#### [DO THIS]
Count the lines below that contain "HOUSTON". Give only the number.

#### [STORED DATA]
[start]

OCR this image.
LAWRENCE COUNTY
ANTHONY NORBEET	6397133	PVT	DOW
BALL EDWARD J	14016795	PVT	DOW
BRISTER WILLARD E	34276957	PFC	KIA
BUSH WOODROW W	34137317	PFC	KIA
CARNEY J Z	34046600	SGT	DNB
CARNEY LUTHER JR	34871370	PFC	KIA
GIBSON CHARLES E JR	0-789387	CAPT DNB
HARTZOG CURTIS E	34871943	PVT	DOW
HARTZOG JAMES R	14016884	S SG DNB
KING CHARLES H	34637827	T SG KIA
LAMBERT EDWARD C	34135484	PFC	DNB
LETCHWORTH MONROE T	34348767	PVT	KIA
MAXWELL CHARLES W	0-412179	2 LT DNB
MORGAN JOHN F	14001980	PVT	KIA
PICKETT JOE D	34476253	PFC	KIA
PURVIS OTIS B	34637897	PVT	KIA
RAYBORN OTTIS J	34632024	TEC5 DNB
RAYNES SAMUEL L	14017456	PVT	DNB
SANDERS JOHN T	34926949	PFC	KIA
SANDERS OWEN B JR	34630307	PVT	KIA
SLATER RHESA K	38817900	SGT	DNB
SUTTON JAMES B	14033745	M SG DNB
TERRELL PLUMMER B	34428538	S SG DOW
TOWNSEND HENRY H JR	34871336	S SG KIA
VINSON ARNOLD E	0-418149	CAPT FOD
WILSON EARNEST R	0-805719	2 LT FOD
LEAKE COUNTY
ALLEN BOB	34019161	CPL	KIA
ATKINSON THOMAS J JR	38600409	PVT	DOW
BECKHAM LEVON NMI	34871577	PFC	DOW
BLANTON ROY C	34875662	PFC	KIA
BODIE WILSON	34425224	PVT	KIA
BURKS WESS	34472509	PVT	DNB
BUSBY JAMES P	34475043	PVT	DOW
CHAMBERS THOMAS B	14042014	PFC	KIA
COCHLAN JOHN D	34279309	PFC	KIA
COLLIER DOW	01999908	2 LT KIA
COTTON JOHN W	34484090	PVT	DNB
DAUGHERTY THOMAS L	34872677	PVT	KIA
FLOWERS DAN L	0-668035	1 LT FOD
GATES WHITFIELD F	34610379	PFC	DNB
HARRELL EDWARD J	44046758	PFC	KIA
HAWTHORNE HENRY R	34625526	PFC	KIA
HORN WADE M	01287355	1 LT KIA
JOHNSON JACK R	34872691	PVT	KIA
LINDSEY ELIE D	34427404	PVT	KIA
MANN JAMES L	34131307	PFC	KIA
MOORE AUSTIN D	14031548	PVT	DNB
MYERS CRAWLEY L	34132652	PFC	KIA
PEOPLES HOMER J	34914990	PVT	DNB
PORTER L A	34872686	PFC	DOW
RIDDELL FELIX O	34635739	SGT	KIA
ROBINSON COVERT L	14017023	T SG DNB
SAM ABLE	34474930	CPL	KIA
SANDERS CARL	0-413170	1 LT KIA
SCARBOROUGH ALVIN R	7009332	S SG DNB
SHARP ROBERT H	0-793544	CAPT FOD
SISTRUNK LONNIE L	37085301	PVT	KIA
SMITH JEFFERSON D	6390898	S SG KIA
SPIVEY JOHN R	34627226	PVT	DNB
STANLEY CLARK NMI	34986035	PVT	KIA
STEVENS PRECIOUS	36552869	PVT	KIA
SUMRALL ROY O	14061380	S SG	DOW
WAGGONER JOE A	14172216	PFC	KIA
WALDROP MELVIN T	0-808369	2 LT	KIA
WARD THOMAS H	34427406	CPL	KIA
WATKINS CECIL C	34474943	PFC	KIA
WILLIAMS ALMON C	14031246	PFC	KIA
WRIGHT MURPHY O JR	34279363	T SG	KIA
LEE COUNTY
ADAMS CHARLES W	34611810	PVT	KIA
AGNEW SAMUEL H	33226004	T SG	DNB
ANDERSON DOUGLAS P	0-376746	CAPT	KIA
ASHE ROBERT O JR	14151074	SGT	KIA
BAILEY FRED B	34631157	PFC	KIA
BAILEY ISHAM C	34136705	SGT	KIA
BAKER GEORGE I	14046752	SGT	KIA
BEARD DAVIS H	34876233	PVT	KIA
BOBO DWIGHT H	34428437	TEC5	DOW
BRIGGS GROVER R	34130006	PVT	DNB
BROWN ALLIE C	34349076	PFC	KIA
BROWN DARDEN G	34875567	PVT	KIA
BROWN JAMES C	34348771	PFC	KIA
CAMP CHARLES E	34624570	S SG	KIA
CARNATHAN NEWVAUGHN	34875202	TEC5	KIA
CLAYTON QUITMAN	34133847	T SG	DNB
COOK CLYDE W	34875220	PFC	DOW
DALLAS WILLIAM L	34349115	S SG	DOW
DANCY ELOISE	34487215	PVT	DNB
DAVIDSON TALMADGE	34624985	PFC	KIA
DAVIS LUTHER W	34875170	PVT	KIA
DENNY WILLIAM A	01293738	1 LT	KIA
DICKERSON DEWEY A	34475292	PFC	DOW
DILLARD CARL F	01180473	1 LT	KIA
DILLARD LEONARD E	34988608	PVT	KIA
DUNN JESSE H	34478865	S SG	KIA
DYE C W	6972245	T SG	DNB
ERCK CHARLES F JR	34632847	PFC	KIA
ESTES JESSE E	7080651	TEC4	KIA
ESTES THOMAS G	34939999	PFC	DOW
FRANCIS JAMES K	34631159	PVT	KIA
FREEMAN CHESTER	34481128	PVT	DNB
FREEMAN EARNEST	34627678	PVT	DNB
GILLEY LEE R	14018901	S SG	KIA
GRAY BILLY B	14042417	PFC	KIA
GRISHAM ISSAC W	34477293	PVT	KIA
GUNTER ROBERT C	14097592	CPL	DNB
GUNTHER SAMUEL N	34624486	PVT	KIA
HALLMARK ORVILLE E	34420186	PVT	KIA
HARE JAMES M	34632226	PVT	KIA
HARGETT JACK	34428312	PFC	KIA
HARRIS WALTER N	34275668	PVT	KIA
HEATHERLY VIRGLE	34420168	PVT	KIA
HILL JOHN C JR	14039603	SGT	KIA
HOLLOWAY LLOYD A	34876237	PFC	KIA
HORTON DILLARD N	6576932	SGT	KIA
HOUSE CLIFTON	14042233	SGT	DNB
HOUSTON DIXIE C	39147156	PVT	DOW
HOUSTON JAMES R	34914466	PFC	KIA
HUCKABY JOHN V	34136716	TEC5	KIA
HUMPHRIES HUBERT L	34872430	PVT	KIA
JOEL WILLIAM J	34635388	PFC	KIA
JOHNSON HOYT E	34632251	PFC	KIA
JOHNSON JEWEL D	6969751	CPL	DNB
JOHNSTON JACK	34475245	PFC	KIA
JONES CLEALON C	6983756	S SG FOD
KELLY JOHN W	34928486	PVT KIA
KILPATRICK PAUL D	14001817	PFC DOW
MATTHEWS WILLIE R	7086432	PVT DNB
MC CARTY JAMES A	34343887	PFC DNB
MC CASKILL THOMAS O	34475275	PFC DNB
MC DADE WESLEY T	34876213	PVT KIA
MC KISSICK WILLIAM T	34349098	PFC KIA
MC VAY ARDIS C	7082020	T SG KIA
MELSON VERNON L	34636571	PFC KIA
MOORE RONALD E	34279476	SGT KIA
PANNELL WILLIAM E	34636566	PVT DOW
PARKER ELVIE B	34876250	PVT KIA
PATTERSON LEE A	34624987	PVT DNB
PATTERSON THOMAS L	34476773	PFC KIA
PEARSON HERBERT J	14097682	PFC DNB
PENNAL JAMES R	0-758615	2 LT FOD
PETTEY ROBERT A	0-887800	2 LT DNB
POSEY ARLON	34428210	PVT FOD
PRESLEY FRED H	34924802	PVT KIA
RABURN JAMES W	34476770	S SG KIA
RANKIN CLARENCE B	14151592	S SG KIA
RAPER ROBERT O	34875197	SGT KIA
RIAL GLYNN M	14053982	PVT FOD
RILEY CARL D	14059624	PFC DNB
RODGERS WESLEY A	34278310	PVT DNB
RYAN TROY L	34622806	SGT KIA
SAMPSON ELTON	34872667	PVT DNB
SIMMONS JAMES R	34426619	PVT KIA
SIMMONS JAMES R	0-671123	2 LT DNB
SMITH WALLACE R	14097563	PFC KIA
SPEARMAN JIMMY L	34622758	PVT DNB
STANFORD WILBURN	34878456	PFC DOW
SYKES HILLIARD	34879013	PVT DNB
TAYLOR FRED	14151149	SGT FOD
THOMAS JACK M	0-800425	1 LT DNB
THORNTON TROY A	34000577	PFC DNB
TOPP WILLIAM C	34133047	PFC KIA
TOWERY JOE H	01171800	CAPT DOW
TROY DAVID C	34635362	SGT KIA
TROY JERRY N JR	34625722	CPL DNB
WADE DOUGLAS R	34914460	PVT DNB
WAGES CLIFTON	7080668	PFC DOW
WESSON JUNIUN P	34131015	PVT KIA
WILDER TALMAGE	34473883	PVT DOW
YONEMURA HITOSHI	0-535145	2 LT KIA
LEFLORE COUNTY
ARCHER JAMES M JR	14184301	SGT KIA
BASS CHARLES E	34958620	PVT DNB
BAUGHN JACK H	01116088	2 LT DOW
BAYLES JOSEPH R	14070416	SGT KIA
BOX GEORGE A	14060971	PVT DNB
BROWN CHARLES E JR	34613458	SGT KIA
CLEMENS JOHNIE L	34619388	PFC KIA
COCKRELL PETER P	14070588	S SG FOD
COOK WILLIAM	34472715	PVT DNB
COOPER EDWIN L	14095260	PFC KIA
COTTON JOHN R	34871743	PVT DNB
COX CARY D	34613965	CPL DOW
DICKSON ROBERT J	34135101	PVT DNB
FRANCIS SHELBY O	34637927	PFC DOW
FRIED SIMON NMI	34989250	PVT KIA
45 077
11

[end]

#### [TASK RESPONSE]
2